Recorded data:
*-*-*

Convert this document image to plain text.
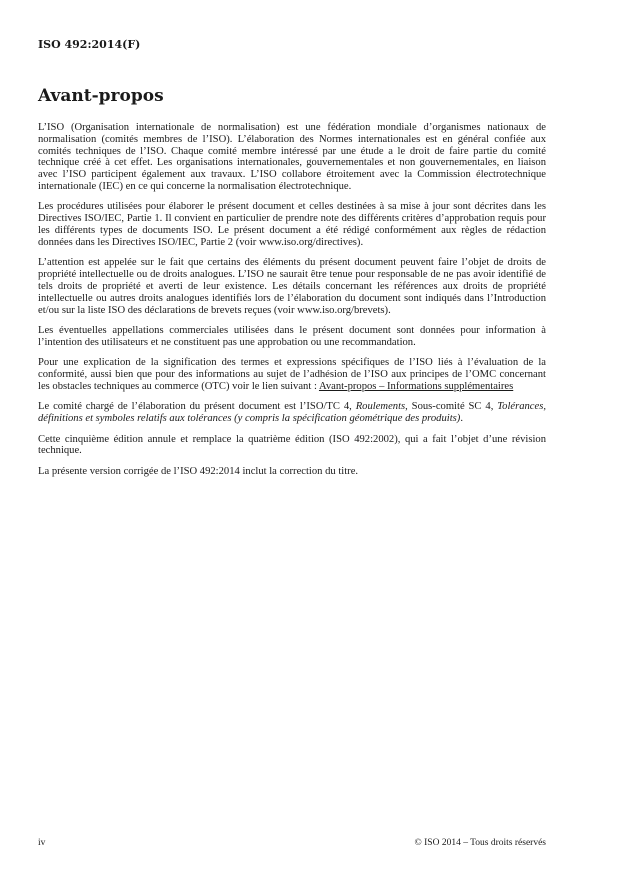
ISO 492:2014(F)
Avant-propos

L’ISO (Organisation internationale de normalisation) est une fédération mondiale d’organismes nationaux de normalisation (comités membres de l’ISO). L’élaboration des Normes internationales est en général confiée aux comités techniques de l’ISO. Chaque comité membre intéressé par une étude a le droit de faire partie du comité technique créé à cet effet. Les organisations internationales, gouvernementales et non gouvernementales, en liaison avec l’ISO participent également aux travaux. L’ISO collabore étroitement avec la Commission électrotechnique internationale (IEC) en ce qui concerne la normalisation électrotechnique.

Les procédures utilisées pour élaborer le présent document et celles destinées à sa mise à jour sont décrites dans les Directives ISO/IEC, Partie 1. Il convient en particulier de prendre note des différents critères d’approbation requis pour les différents types de documents ISO. Le présent document a été rédigé conformément aux règles de rédaction données dans les Directives ISO/IEC, Partie 2 (voir www.iso.org/directives).

L’attention est appelée sur le fait que certains des éléments du présent document peuvent faire l’objet de droits de propriété intellectuelle ou de droits analogues. L’ISO ne saurait être tenue pour responsable de ne pas avoir identifié de tels droits de propriété et averti de leur existence. Les détails concernant les références aux droits de propriété intellectuelle ou autres droits analogues identifiés lors de l’élaboration du document sont indiqués dans l’Introduction et/ou sur la liste ISO des déclarations de brevets reçues (voir www.iso.org/brevets).

Les éventuelles appellations commerciales utilisées dans le présent document sont données pour information à l’intention des utilisateurs et ne constituent pas une approbation ou une recommandation.

Pour une explication de la signification des termes et expressions spécifiques de l’ISO liés à l’évaluation de la conformité, aussi bien que pour des informations au sujet de l’adhésion de l’ISO aux principes de l’OMC concernant les obstacles techniques au commerce (OTC) voir le lien suivant : Avant-propos – Informations supplémentaires

Le comité chargé de l’élaboration du présent document est l’ISO/TC 4, Roulements, Sous-comité SC 4, Tolérances, définitions et symboles relatifs aux tolérances (y compris la spécification géométrique des produits).

Cette cinquième édition annule et remplace la quatrième édition (ISO 492:2002), qui a fait l’objet d’une révision technique.

La présente version corrigée de l’ISO 492:2014 inclut la correction du titre.

iv	© ISO 2014 – Tous droits réservés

*-*-*

Find every line of the data that holds the string "approbation", then say how many there are and nothing else.

2